### INSTRUCTIONS FOR THE TASK
What is the number of lines in the data holding the word "BERT"? Give that number by itself.

### INPUT FOR THIS TASK
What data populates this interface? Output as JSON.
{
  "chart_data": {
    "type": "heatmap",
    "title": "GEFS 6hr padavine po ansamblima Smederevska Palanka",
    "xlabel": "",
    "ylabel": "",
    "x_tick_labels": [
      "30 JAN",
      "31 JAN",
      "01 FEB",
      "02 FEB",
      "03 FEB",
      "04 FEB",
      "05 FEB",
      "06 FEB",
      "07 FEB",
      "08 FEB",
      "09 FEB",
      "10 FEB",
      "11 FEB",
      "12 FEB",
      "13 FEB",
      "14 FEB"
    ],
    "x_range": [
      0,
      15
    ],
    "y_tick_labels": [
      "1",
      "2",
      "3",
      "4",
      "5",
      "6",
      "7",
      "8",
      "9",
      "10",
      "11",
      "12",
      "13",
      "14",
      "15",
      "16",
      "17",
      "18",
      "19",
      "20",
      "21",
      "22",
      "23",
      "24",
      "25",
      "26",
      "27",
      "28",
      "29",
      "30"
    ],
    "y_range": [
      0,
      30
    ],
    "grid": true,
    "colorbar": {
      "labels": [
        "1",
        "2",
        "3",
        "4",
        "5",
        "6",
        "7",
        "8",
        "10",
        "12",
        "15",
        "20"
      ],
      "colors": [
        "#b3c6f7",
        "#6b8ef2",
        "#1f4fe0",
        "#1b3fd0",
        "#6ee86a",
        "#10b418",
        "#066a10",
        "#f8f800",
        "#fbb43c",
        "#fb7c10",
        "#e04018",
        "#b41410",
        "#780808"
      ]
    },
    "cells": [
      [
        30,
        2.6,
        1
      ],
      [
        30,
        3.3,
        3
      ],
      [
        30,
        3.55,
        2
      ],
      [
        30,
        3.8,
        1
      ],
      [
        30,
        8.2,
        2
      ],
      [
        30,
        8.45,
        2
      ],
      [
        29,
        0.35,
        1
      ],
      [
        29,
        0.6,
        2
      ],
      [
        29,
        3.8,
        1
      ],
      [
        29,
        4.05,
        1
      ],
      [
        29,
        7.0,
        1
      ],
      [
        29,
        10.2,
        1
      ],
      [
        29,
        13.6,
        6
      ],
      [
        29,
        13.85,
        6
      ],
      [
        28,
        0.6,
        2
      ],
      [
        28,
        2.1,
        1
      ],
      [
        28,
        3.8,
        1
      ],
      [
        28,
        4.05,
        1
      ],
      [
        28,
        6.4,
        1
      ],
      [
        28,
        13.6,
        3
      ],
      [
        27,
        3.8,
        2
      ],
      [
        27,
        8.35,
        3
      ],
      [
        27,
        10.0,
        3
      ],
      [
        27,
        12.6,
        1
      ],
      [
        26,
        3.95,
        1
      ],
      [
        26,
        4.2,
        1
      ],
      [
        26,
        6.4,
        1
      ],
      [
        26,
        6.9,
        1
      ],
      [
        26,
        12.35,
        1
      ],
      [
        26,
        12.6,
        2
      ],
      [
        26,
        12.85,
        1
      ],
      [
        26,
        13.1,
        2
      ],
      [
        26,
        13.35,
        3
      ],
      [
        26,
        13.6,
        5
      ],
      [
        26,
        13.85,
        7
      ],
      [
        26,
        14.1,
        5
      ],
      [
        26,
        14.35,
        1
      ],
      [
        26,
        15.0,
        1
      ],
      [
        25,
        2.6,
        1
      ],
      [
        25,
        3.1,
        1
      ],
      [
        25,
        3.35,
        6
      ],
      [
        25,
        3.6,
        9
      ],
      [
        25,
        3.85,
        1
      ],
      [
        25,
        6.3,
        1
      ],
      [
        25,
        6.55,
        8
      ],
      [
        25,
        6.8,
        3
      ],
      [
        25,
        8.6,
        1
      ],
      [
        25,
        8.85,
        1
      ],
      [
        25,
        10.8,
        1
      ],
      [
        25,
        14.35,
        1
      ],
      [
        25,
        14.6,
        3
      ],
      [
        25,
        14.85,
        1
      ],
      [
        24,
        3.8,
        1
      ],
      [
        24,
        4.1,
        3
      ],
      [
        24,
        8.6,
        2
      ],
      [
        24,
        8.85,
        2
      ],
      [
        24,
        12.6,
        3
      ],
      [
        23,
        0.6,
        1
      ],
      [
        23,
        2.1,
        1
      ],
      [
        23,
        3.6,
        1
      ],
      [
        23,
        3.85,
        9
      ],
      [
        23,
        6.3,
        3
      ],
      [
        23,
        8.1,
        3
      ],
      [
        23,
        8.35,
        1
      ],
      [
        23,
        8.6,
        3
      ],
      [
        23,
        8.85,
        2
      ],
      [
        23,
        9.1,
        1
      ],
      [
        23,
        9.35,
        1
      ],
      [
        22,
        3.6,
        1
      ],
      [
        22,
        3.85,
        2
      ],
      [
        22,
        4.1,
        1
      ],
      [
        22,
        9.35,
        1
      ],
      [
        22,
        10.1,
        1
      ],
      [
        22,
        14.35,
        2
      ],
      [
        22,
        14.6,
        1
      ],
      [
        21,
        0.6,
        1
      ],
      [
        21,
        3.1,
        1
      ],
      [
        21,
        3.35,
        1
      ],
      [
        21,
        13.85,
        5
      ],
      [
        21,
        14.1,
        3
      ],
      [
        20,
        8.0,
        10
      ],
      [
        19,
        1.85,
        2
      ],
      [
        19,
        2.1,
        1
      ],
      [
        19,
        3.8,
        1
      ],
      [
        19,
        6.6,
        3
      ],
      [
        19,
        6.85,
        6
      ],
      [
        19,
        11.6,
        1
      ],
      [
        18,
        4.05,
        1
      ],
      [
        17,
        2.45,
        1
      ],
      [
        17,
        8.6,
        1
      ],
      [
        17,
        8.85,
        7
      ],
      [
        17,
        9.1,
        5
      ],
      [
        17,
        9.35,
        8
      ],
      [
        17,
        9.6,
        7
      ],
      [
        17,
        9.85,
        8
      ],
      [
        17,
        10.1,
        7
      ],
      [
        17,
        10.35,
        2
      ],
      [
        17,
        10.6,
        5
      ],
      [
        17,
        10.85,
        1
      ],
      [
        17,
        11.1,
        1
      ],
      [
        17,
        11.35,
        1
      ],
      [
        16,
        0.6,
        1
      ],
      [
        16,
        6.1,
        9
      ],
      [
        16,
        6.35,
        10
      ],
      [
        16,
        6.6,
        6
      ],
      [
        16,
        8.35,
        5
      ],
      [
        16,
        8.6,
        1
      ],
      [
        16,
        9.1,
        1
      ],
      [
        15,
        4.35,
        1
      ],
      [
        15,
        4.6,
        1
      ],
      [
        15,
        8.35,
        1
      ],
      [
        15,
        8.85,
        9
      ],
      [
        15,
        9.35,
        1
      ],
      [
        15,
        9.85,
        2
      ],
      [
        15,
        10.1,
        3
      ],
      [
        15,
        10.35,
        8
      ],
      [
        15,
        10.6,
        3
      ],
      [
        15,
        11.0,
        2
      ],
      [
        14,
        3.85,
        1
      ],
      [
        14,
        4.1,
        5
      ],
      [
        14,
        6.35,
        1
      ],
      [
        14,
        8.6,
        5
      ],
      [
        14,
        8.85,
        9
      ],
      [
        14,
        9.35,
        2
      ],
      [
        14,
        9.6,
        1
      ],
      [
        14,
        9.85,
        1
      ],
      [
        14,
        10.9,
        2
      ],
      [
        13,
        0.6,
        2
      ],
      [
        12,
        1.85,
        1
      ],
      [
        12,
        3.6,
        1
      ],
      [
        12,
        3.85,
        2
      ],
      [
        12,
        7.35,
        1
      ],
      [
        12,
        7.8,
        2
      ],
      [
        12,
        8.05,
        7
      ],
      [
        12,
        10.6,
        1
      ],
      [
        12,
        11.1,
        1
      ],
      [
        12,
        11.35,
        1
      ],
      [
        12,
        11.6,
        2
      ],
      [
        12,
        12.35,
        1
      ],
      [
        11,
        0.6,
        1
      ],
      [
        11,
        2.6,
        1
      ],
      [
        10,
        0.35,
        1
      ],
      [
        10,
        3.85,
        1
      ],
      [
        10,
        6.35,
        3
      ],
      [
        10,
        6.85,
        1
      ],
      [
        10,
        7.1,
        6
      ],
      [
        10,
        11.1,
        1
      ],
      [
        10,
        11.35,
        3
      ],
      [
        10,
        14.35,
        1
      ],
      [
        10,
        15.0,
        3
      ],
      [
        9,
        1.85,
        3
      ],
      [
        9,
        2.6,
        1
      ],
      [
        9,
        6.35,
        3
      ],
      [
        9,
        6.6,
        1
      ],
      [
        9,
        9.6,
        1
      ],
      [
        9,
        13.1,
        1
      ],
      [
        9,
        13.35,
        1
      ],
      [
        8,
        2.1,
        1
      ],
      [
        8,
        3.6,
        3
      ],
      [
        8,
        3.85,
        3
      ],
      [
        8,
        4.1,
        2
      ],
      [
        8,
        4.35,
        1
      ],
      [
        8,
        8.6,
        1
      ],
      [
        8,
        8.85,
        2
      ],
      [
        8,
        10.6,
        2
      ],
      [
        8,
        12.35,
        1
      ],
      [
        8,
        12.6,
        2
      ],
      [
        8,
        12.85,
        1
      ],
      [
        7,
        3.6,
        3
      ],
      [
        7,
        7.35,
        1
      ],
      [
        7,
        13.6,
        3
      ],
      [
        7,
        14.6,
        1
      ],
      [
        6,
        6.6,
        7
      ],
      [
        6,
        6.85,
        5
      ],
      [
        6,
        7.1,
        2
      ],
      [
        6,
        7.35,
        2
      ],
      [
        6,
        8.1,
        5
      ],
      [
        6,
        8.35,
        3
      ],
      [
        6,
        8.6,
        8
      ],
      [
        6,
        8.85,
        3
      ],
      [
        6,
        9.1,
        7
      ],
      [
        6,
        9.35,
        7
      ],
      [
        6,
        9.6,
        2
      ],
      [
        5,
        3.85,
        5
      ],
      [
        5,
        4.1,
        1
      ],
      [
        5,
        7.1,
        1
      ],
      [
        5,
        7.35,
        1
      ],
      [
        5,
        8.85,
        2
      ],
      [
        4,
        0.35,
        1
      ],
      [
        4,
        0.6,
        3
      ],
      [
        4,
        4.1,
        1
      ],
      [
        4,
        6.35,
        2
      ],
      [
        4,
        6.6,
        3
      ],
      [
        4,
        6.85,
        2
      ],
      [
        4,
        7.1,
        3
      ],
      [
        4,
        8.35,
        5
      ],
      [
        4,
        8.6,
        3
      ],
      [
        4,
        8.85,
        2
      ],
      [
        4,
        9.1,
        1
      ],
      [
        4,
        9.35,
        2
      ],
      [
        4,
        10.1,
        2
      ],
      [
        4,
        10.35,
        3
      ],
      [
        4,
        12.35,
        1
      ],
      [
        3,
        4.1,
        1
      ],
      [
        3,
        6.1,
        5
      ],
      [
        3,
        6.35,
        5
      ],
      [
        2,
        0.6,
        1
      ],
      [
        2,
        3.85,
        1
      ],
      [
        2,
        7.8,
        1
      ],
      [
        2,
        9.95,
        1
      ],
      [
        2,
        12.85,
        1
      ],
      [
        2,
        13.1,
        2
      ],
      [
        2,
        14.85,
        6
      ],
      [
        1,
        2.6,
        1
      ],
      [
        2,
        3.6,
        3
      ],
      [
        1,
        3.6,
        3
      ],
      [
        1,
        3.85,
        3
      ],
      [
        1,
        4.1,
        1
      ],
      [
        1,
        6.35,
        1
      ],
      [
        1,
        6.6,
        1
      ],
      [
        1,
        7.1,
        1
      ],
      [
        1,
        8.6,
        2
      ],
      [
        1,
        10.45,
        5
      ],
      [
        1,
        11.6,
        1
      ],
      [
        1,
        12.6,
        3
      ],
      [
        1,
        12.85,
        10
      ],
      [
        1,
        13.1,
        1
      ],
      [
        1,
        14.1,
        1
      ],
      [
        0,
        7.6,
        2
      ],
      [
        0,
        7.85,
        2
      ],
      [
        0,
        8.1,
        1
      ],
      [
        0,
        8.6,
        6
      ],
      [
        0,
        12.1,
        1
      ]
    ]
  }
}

...

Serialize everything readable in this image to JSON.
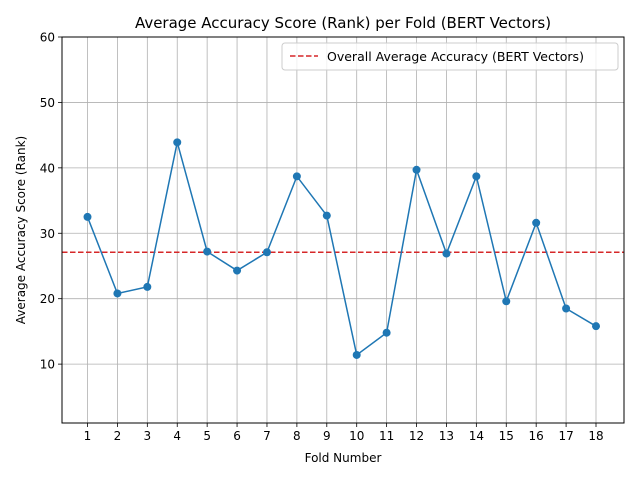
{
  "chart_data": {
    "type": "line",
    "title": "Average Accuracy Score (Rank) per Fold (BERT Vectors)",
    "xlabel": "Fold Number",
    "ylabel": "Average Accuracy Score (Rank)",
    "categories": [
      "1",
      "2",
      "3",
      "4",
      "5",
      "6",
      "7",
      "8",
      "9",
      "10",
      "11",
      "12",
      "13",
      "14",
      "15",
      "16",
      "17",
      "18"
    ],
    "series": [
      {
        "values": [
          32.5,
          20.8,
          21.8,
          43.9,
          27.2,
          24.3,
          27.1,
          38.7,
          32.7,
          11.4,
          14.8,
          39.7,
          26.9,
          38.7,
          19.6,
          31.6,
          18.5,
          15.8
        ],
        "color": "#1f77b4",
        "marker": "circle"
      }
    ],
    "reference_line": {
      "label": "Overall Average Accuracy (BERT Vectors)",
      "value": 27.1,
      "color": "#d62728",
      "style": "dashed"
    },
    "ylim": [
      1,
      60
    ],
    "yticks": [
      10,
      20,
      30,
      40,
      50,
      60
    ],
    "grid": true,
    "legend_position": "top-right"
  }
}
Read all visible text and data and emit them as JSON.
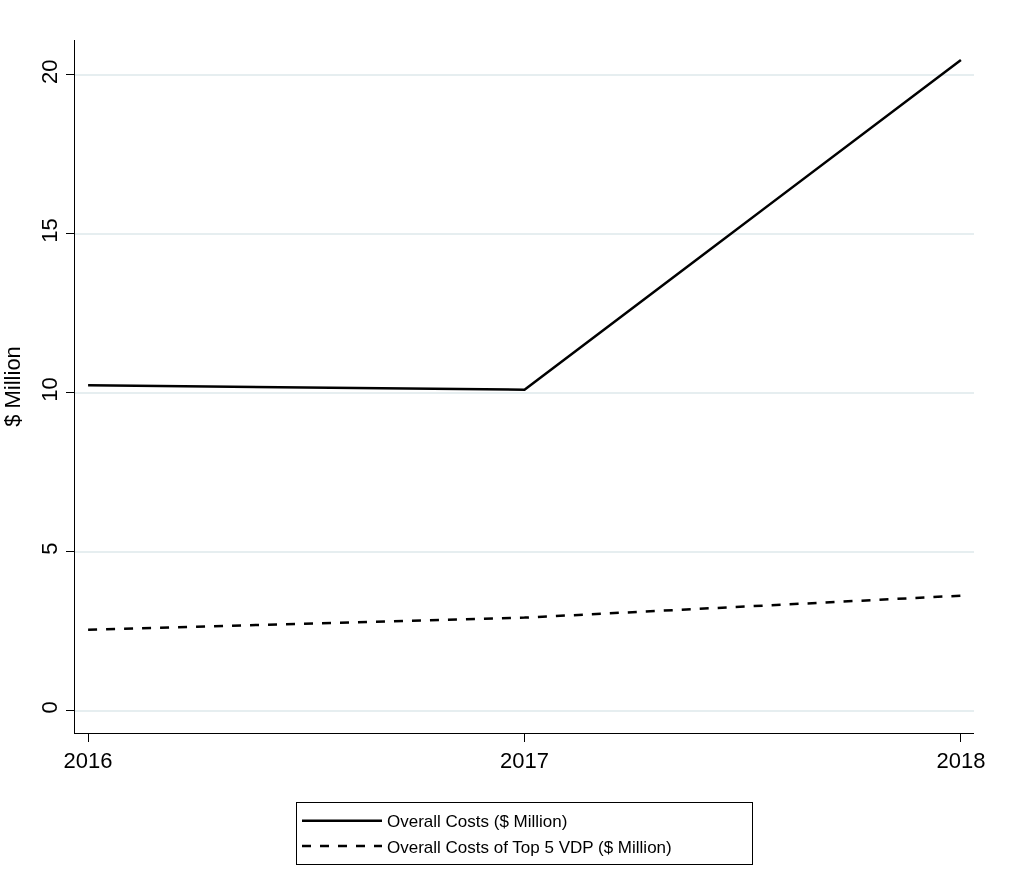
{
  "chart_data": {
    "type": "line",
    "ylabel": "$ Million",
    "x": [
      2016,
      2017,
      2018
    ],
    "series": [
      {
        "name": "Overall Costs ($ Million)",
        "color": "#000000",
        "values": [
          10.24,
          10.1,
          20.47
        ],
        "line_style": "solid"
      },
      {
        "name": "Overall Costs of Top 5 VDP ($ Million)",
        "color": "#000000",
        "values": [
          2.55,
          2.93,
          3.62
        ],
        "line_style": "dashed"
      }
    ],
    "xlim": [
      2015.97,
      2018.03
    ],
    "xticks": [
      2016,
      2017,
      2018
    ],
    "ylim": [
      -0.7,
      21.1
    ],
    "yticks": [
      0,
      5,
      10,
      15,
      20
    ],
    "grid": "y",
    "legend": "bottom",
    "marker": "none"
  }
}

### FINAL RESULT
2